___ Entries provided ___

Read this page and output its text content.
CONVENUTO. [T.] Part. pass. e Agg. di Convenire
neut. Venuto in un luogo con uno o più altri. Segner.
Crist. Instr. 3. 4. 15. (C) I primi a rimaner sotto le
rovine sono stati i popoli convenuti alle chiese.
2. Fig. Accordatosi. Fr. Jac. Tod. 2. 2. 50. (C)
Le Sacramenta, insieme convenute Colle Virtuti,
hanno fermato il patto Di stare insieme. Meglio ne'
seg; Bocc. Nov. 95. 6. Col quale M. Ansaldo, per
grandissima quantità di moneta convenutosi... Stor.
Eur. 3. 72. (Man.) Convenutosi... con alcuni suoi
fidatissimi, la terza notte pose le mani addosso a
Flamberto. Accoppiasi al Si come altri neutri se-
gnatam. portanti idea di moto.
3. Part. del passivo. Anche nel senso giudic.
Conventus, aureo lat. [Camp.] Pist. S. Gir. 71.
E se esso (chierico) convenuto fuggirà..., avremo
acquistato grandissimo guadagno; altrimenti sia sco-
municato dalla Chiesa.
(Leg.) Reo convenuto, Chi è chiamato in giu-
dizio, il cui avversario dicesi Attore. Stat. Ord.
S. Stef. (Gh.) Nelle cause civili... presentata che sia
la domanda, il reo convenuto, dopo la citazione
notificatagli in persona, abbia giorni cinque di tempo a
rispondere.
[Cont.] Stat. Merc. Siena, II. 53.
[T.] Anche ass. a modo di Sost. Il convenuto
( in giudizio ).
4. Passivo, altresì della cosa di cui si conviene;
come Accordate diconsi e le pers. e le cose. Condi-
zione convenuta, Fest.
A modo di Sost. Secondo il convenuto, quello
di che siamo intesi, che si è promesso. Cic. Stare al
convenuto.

___

### Written instruction
Give a word-for-word copy of the records.

### The answer
Read this page and output its text content.
CONVENUTO. [T.] Part. pass. e Agg. di Convenire
neut. Venuto in un luogo con uno o più altri. Segner.
Crist. Instr. 3. 4. 15. (C) I primi a rimaner sotto le
rovine sono stati i popoli convenuti alle chiese.
2. Fig. Accordatosi. Fr. Jac. Tod. 2. 2. 50. (C)
Le Sacramenta, insieme convenute Colle Virtuti,
hanno fermato il patto Di stare insieme. Meglio ne'
seg; Bocc. Nov. 95. 6. Col quale M. Ansaldo, per
grandissima quantità di moneta convenutosi... Stor.
Eur. 3. 72. (Man.) Convenutosi... con alcuni suoi
fidatissimi, la terza notte pose le mani addosso a
Flamberto. Accoppiasi al Si come altri neutri se-
gnatam. portanti idea di moto.
3. Part. del passivo. Anche nel senso giudic.
Conventus, aureo lat. [Camp.] Pist. S. Gir. 71.
E se esso (chierico) convenuto fuggirà..., avremo
acquistato grandissimo guadagno; altrimenti sia sco-
municato dalla Chiesa.
(Leg.) Reo convenuto, Chi è chiamato in giu-
dizio, il cui avversario dicesi Attore. Stat. Ord.
S. Stef. (Gh.) Nelle cause civili... presentata che sia
la domanda, il reo convenuto, dopo la citazione
notificatagli in persona, abbia giorni cinque di tempo a
rispondere.
[Cont.] Stat. Merc. Siena, II. 53.
[T.] Anche ass. a modo di Sost. Il convenuto
( in giudizio ).
4. Passivo, altresì della cosa di cui si conviene;
come Accordate diconsi e le pers. e le cose. Condi-
zione convenuta, Fest.
A modo di Sost. Secondo il convenuto, quello
di che siamo intesi, che si è promesso. Cic. Stare al
convenuto.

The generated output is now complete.